Saved entries
════════════════════

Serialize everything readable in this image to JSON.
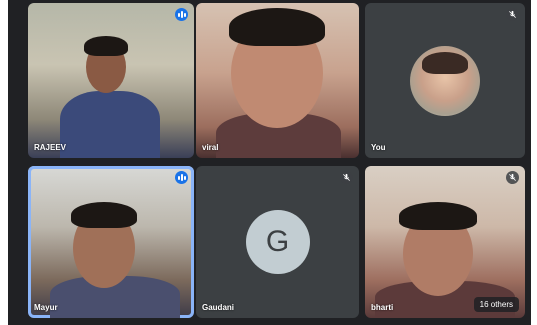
{
  "participants": [
    {
      "name": "RAJEEV",
      "audio": "active"
    },
    {
      "name": "viral",
      "audio": "none"
    },
    {
      "name": "You",
      "audio": "muted",
      "avatar": "photo"
    },
    {
      "name": "Mayur",
      "audio": "active"
    },
    {
      "name": "Gaudani",
      "audio": "muted",
      "avatar_letter": "G"
    },
    {
      "name": "bharti",
      "audio": "muted"
    }
  ],
  "overflow_label": "16 others",
  "colors": {
    "background": "#202124",
    "tile": "#3c4043",
    "active_speaker": "#1a73e8",
    "highlight_border": "#8ab4f8"
  },
  "icons": [
    "audio-level-icon",
    "mic-off-icon"
  ]
}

════════════════════

Problem to work on: Reply with nothing but the number of lines in the entries above that hold the string "name".

Exercise result: 6